Records from a dataset:
.....
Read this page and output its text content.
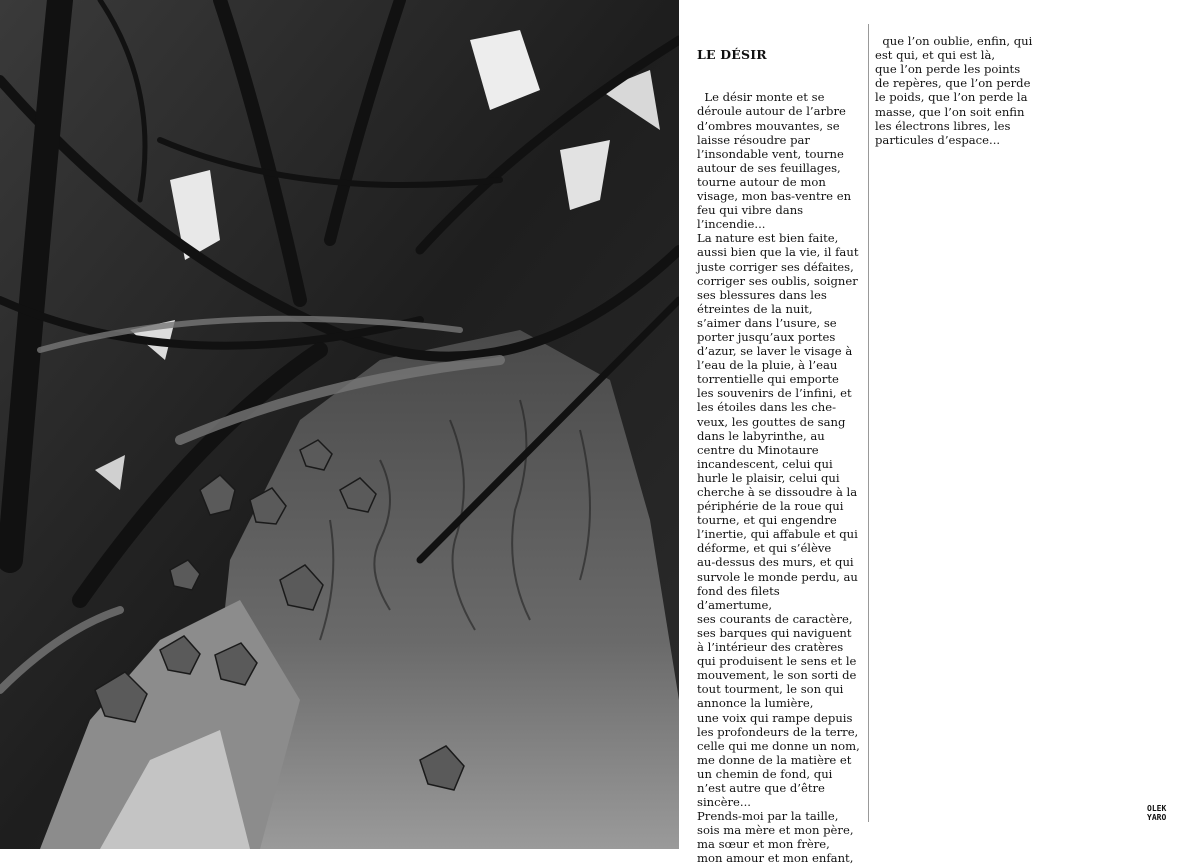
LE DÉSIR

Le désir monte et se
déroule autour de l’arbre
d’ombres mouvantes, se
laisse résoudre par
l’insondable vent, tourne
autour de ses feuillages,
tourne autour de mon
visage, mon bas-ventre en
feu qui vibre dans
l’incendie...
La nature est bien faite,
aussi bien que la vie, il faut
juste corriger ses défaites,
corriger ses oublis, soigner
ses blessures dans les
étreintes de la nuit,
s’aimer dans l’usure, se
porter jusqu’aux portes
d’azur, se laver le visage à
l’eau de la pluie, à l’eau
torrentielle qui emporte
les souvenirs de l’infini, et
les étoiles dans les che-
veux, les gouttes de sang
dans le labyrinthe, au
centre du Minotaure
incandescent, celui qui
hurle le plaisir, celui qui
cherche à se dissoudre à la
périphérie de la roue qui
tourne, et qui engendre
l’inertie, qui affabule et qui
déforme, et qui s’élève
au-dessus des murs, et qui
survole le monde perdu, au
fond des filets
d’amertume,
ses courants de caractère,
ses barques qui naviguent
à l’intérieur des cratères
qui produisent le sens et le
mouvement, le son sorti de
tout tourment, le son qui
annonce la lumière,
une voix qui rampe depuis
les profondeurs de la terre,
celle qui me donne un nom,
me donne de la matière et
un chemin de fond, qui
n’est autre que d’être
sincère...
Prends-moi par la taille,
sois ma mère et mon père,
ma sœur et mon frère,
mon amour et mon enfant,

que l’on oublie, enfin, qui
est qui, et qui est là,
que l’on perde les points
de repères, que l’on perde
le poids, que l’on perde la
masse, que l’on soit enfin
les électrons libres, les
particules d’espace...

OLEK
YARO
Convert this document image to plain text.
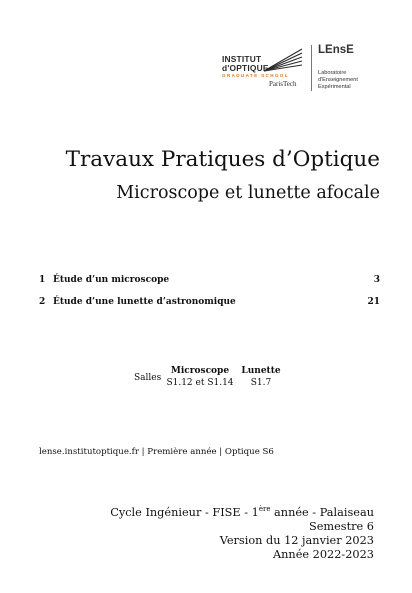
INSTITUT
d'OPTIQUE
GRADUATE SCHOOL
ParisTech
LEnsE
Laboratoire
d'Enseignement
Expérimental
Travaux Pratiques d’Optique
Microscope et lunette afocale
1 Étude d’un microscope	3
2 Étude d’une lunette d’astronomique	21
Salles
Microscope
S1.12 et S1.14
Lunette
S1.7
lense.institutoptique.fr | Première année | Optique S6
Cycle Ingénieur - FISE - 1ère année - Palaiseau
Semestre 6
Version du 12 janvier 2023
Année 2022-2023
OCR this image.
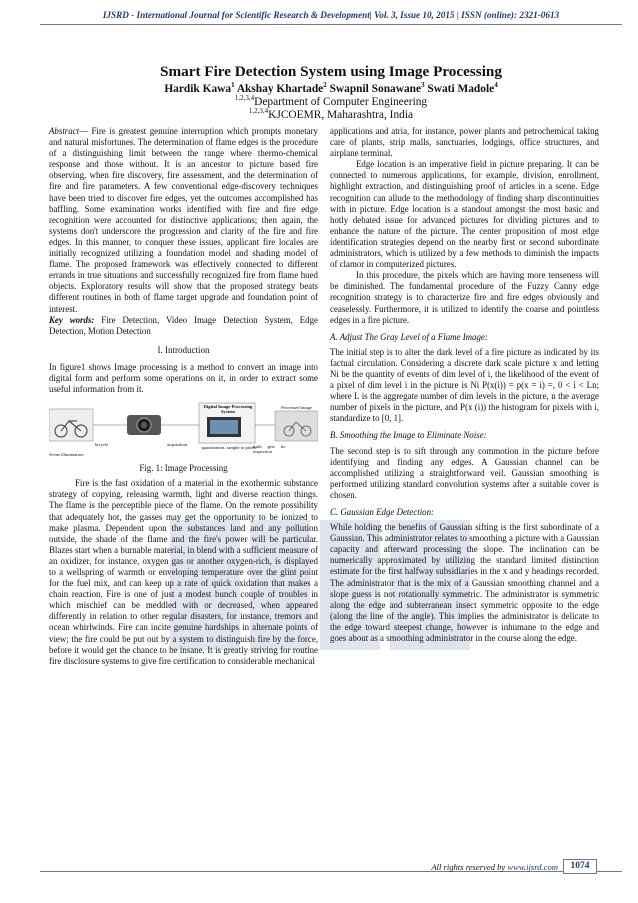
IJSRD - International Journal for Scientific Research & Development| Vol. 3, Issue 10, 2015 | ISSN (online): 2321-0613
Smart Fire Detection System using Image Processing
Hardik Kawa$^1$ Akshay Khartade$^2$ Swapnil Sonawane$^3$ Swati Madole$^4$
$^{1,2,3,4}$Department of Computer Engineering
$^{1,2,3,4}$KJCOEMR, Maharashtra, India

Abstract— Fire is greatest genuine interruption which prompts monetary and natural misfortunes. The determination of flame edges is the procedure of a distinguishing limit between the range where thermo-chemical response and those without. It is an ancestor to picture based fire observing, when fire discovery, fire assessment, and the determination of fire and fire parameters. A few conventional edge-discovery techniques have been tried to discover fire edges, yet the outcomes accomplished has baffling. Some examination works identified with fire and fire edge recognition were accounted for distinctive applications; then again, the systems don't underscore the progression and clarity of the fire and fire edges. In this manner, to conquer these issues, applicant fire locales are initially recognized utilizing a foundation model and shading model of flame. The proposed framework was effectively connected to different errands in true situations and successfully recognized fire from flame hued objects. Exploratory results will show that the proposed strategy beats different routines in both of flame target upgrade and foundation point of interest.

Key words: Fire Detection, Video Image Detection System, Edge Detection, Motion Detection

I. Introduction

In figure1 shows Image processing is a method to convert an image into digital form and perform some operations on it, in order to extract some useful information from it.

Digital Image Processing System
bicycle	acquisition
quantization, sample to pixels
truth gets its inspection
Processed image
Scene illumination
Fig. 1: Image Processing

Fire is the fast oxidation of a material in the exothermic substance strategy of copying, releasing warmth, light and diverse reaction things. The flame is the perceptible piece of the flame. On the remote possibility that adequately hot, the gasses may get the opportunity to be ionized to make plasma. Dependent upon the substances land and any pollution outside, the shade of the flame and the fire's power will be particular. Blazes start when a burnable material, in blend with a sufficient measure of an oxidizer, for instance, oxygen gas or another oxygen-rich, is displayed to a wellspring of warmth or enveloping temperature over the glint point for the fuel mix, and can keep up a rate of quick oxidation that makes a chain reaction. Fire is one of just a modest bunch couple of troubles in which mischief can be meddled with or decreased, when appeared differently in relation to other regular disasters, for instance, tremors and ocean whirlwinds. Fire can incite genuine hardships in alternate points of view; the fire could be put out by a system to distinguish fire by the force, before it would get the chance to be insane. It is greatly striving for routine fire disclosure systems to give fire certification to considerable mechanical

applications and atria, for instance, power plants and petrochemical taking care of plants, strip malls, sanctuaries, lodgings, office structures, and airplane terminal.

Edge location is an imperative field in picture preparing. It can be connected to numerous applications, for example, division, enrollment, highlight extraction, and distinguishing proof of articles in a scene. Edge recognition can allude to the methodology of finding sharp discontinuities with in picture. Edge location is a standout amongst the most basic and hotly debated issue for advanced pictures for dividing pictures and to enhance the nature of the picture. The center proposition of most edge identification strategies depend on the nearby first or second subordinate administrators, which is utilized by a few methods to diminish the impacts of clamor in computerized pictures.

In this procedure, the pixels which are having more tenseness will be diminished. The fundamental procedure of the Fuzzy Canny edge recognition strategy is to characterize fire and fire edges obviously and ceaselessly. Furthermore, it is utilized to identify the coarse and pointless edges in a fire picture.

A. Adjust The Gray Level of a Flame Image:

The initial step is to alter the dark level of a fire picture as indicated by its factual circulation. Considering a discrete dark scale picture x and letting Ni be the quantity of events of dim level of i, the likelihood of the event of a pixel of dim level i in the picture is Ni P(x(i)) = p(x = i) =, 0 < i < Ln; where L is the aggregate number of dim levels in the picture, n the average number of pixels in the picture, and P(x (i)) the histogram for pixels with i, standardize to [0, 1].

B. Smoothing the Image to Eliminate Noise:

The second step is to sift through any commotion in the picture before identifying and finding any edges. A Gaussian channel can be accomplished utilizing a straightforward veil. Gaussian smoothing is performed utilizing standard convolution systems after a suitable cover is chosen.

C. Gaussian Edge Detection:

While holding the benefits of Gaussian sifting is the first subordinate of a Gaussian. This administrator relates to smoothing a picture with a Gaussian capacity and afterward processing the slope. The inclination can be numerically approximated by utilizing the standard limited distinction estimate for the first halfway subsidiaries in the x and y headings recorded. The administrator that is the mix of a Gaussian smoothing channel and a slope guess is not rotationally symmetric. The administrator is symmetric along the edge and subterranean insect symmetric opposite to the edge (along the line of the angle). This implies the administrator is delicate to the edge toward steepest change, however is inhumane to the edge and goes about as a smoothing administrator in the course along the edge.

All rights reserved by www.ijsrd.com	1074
.....
WHAT TO DO. Make an exact copy of the data above, pictures excluded.

ANSWER BELOW.
Read this page and output its text content.
LE DÉSIR

Le désir monte et se
déroule autour de l’arbre
d’ombres mouvantes, se
laisse résoudre par
l’insondable vent, tourne
autour de ses feuillages,
tourne autour de mon
visage, mon bas-ventre en
feu qui vibre dans
l’incendie...
La nature est bien faite,
aussi bien que la vie, il faut
juste corriger ses défaites,
corriger ses oublis, soigner
ses blessures dans les
étreintes de la nuit,
s’aimer dans l’usure, se
porter jusqu’aux portes
d’azur, se laver le visage à
l’eau de la pluie, à l’eau
torrentielle qui emporte
les souvenirs de l’infini, et
les étoiles dans les che-
veux, les gouttes de sang
dans le labyrinthe, au
centre du Minotaure
incandescent, celui qui
hurle le plaisir, celui qui
cherche à se dissoudre à la
périphérie de la roue qui
tourne, et qui engendre
l’inertie, qui affabule et qui
déforme, et qui s’élève
au-dessus des murs, et qui
survole le monde perdu, au
fond des filets
d’amertume,
ses courants de caractère,
ses barques qui naviguent
à l’intérieur des cratères
qui produisent le sens et le
mouvement, le son sorti de
tout tourment, le son qui
annonce la lumière,
une voix qui rampe depuis
les profondeurs de la terre,
celle qui me donne un nom,
me donne de la matière et
un chemin de fond, qui
n’est autre que d’être
sincère...
Prends-moi par la taille,
sois ma mère et mon père,
ma sœur et mon frère,
mon amour et mon enfant,

que l’on oublie, enfin, qui
est qui, et qui est là,
que l’on perde les points
de repères, que l’on perde
le poids, que l’on perde la
masse, que l’on soit enfin
les électrons libres, les
particules d’espace...

OLEK
YARO
Convert this document image to plain text.
INSTITUT
d'OPTIQUE
GRADUATE SCHOOL
ParisTech
LEnsE
Laboratoire
d'Enseignement
Expérimental
Travaux Pratiques d’Optique
Microscope et lunette afocale
1 Étude d’un microscope	3
2 Étude d’une lunette d’astronomique	21
Salles
Microscope
S1.12 et S1.14
Lunette
S1.7
lense.institutoptique.fr | Première année | Optique S6
Cycle Ingénieur - FISE - 1ère année - Palaiseau
Semestre 6
Version du 12 janvier 2023
Année 2022-2023
OCR this image.
IJSRD - International Journal for Scientific Research & Development| Vol. 3, Issue 10, 2015 | ISSN (online): 2321-0613
Smart Fire Detection System using Image Processing
Hardik Kawa$^1$ Akshay Khartade$^2$ Swapnil Sonawane$^3$ Swati Madole$^4$
$^{1,2,3,4}$Department of Computer Engineering
$^{1,2,3,4}$KJCOEMR, Maharashtra, India

Abstract— Fire is greatest genuine interruption which prompts monetary and natural misfortunes. The determination of flame edges is the procedure of a distinguishing limit between the range where thermo-chemical response and those without. It is an ancestor to picture based fire observing, when fire discovery, fire assessment, and the determination of fire and fire parameters. A few conventional edge-discovery techniques have been tried to discover fire edges, yet the outcomes accomplished has baffling. Some examination works identified with fire and fire edge recognition were accounted for distinctive applications; then again, the systems don't underscore the progression and clarity of the fire and fire edges. In this manner, to conquer these issues, applicant fire locales are initially recognized utilizing a foundation model and shading model of flame. The proposed framework was effectively connected to different errands in true situations and successfully recognized fire from flame hued objects. Exploratory results will show that the proposed strategy beats different routines in both of flame target upgrade and foundation point of interest.

Key words: Fire Detection, Video Image Detection System, Edge Detection, Motion Detection

I. Introduction

In figure1 shows Image processing is a method to convert an image into digital form and perform some operations on it, in order to extract some useful information from it.

Digital Image Processing System
bicycle	acquisition
quantization, sample to pixels
truth gets its inspection
Processed image
Scene illumination
Fig. 1: Image Processing

Fire is the fast oxidation of a material in the exothermic substance strategy of copying, releasing warmth, light and diverse reaction things. The flame is the perceptible piece of the flame. On the remote possibility that adequately hot, the gasses may get the opportunity to be ionized to make plasma. Dependent upon the substances land and any pollution outside, the shade of the flame and the fire's power will be particular. Blazes start when a burnable material, in blend with a sufficient measure of an oxidizer, for instance, oxygen gas or another oxygen-rich, is displayed to a wellspring of warmth or enveloping temperature over the glint point for the fuel mix, and can keep up a rate of quick oxidation that makes a chain reaction. Fire is one of just a modest bunch couple of troubles in which mischief can be meddled with or decreased, when appeared differently in relation to other regular disasters, for instance, tremors and ocean whirlwinds. Fire can incite genuine hardships in alternate points of view; the fire could be put out by a system to distinguish fire by the force, before it would get the chance to be insane. It is greatly striving for routine fire disclosure systems to give fire certification to considerable mechanical

applications and atria, for instance, power plants and petrochemical taking care of plants, strip malls, sanctuaries, lodgings, office structures, and airplane terminal.

Edge location is an imperative field in picture preparing. It can be connected to numerous applications, for example, division, enrollment, highlight extraction, and distinguishing proof of articles in a scene. Edge recognition can allude to the methodology of finding sharp discontinuities with in picture. Edge location is a standout amongst the most basic and hotly debated issue for advanced pictures for dividing pictures and to enhance the nature of the picture. The center proposition of most edge identification strategies depend on the nearby first or second subordinate administrators, which is utilized by a few methods to diminish the impacts of clamor in computerized pictures.

In this procedure, the pixels which are having more tenseness will be diminished. The fundamental procedure of the Fuzzy Canny edge recognition strategy is to characterize fire and fire edges obviously and ceaselessly. Furthermore, it is utilized to identify the coarse and pointless edges in a fire picture.

A. Adjust The Gray Level of a Flame Image:

The initial step is to alter the dark level of a fire picture as indicated by its factual circulation. Considering a discrete dark scale picture x and letting Ni be the quantity of events of dim level of i, the likelihood of the event of a pixel of dim level i in the picture is Ni P(x(i)) = p(x = i) =, 0 < i < Ln; where L is the aggregate number of dim levels in the picture, n the average number of pixels in the picture, and P(x (i)) the histogram for pixels with i, standardize to [0, 1].

B. Smoothing the Image to Eliminate Noise:

The second step is to sift through any commotion in the picture before identifying and finding any edges. A Gaussian channel can be accomplished utilizing a straightforward veil. Gaussian smoothing is performed utilizing standard convolution systems after a suitable cover is chosen.

C. Gaussian Edge Detection:

While holding the benefits of Gaussian sifting is the first subordinate of a Gaussian. This administrator relates to smoothing a picture with a Gaussian capacity and afterward processing the slope. The inclination can be numerically approximated by utilizing the standard limited distinction estimate for the first halfway subsidiaries in the x and y headings recorded. The administrator that is the mix of a Gaussian smoothing channel and a slope guess is not rotationally symmetric. The administrator is symmetric along the edge and subterranean insect symmetric opposite to the edge (along the line of the angle). This implies the administrator is delicate to the edge toward steepest change, however is inhumane to the edge and goes about as a smoothing administrator in the course along the edge.

All rights reserved by www.ijsrd.com	1074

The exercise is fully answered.